Stored entries:
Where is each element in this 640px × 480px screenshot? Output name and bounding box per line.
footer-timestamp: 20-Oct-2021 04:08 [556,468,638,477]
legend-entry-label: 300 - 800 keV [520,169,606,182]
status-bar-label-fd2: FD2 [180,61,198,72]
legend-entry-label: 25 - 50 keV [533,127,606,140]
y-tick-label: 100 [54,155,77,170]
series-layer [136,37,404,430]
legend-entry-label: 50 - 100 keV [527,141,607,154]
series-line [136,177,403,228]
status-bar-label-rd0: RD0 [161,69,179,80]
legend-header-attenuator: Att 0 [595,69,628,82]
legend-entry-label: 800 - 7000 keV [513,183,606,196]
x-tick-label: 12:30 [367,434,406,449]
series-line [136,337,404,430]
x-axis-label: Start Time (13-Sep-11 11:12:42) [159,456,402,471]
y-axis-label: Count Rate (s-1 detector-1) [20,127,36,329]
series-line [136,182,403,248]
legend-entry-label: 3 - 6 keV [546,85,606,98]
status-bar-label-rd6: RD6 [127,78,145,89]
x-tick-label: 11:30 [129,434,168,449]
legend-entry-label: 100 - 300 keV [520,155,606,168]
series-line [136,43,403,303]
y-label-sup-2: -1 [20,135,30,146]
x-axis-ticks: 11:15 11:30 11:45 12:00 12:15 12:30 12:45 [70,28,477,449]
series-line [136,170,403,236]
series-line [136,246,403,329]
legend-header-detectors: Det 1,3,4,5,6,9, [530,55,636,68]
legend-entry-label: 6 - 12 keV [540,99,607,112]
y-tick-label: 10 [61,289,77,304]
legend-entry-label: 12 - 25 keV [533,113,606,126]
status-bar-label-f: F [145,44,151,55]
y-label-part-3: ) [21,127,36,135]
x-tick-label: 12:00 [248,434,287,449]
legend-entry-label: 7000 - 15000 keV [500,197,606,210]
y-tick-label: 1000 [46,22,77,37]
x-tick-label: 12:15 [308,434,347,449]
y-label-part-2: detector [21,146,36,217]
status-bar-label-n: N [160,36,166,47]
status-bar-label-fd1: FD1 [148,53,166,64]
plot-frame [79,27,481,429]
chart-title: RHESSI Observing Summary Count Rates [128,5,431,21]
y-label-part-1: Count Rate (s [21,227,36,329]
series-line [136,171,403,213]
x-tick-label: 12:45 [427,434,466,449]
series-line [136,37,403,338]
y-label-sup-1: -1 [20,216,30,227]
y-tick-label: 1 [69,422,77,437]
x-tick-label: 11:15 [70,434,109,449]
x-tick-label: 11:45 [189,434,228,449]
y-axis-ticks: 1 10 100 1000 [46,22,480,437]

- Written exercise:
Copy every one of the records above line for line, changing nothing.

- Solution below:
Where is each element in this 640px × 480px screenshot? Output name and bounding box per line.
footer-timestamp: 20-Oct-2021 04:08 [556,468,638,477]
legend-entry-label: 300 - 800 keV [520,169,606,182]
status-bar-label-fd2: FD2 [180,61,198,72]
legend-entry-label: 25 - 50 keV [533,127,606,140]
y-tick-label: 100 [54,155,77,170]
series-layer [136,37,404,430]
legend-entry-label: 50 - 100 keV [527,141,607,154]
series-line [136,177,403,228]
status-bar-label-rd0: RD0 [161,69,179,80]
legend-header-attenuator: Att 0 [595,69,628,82]
legend-entry-label: 800 - 7000 keV [513,183,606,196]
x-tick-label: 12:30 [367,434,406,449]
series-line [136,337,404,430]
x-axis-label: Start Time (13-Sep-11 11:12:42) [159,456,402,471]
y-axis-label: Count Rate (s-1 detector-1) [20,127,36,329]
series-line [136,182,403,248]
legend-entry-label: 3 - 6 keV [546,85,606,98]
status-bar-label-rd6: RD6 [127,78,145,89]
x-tick-label: 11:30 [129,434,168,449]
legend-entry-label: 100 - 300 keV [520,155,606,168]
series-line [136,43,403,303]
y-label-sup-2: -1 [20,135,30,146]
x-axis-ticks: 11:15 11:30 11:45 12:00 12:15 12:30 12:45 [70,28,477,449]
series-line [136,170,403,236]
series-line [136,246,403,329]
legend-header-detectors: Det 1,3,4,5,6,9, [530,55,636,68]
legend-entry-label: 6 - 12 keV [540,99,607,112]
y-tick-label: 10 [61,289,77,304]
legend-entry-label: 12 - 25 keV [533,113,606,126]
status-bar-label-f: F [145,44,151,55]
y-label-part-3: ) [21,127,36,135]
x-tick-label: 12:00 [248,434,287,449]
legend-entry-label: 7000 - 15000 keV [500,197,606,210]
y-tick-label: 1000 [46,22,77,37]
x-tick-label: 12:15 [308,434,347,449]
y-label-part-2: detector [21,146,36,217]
status-bar-label-n: N [160,36,166,47]
status-bar-label-fd1: FD1 [148,53,166,64]
plot-frame [79,27,481,429]
chart-title: RHESSI Observing Summary Count Rates [128,5,431,21]
y-label-part-1: Count Rate (s [21,227,36,329]
series-line [136,171,403,213]
x-tick-label: 12:45 [427,434,466,449]
series-line [136,37,403,338]
y-label-sup-1: -1 [20,216,30,227]
y-tick-label: 1 [69,422,77,437]
x-tick-label: 11:15 [70,434,109,449]
x-tick-label: 11:45 [189,434,228,449]
y-axis-ticks: 1 10 100 1000 [46,22,480,437]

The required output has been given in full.